→ **Requirement**: Quote the material word for word, starting with its first line and going on through the line that contains "y-tick-label: 0.73125 [1856, 489, 1896, 497]".

→ **Layout element entries**:

>> BEGIN

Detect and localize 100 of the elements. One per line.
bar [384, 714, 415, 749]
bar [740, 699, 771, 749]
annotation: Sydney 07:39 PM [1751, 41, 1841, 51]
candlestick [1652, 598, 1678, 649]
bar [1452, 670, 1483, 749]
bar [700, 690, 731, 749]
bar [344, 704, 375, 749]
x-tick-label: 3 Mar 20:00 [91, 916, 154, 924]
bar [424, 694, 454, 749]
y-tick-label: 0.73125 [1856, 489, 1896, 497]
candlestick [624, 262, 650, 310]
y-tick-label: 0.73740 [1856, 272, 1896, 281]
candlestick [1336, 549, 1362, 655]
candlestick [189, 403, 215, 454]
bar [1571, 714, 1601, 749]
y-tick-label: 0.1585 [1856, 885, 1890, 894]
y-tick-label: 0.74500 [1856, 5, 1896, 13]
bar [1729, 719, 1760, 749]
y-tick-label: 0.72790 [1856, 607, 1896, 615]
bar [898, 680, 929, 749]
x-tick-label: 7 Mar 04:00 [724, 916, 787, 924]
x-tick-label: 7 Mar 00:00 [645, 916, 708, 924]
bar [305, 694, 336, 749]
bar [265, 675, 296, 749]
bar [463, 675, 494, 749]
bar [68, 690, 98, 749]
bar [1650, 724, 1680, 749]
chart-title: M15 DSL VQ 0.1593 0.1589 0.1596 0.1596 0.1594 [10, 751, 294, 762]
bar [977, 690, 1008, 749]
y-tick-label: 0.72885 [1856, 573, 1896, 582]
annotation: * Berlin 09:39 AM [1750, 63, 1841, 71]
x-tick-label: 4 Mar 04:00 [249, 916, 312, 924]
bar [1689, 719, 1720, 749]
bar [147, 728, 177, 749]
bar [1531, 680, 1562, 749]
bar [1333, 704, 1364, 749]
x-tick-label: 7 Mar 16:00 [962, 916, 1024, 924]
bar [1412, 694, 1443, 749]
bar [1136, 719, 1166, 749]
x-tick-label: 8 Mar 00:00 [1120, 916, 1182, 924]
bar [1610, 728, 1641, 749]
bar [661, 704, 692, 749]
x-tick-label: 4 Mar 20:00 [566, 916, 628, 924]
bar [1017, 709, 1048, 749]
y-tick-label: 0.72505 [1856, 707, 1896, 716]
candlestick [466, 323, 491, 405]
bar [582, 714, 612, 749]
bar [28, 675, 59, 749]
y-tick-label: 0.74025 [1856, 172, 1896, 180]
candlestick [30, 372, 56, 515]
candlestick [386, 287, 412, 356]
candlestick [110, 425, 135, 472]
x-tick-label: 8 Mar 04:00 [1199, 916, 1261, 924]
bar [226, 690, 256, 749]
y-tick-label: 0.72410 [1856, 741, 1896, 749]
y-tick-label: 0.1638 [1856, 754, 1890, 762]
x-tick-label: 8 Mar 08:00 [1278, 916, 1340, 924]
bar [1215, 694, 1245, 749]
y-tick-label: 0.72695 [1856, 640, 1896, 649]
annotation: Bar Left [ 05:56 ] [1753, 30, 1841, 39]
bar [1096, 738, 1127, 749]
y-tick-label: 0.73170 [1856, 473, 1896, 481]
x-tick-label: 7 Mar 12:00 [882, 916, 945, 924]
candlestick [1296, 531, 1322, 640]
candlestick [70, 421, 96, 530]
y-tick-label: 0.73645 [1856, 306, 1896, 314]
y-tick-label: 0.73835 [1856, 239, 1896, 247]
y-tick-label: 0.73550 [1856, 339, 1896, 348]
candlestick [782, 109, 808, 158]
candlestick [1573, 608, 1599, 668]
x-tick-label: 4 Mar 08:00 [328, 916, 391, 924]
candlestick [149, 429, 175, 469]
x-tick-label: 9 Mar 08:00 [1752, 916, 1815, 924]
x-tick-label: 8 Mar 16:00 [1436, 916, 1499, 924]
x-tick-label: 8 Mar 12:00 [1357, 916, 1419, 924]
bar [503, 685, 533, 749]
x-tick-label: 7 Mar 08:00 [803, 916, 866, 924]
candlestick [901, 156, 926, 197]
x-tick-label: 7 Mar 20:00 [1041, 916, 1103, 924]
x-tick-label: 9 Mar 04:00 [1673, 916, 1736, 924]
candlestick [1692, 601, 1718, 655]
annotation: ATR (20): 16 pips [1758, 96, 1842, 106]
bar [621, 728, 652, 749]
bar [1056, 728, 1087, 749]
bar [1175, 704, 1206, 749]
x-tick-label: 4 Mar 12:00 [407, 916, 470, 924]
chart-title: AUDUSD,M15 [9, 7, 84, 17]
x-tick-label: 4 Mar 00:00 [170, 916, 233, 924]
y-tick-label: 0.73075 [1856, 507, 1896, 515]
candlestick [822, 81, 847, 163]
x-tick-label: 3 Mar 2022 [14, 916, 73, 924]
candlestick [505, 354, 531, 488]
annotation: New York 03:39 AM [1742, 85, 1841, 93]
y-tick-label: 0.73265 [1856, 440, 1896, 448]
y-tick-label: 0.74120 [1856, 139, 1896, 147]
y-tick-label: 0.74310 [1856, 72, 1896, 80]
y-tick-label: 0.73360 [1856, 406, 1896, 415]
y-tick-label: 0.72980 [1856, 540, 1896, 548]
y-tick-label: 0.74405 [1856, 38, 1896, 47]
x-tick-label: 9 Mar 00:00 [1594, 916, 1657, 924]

>> END

→ **Result of this exercise**:
Detect and localize 100 of the elements. One per line.
bar [384, 714, 415, 749]
bar [740, 699, 771, 749]
annotation: Sydney 07:39 PM [1751, 41, 1841, 51]
candlestick [1652, 598, 1678, 649]
bar [1452, 670, 1483, 749]
bar [700, 690, 731, 749]
bar [344, 704, 375, 749]
x-tick-label: 3 Mar 20:00 [91, 916, 154, 924]
bar [424, 694, 454, 749]
y-tick-label: 0.73125 [1856, 489, 1896, 497]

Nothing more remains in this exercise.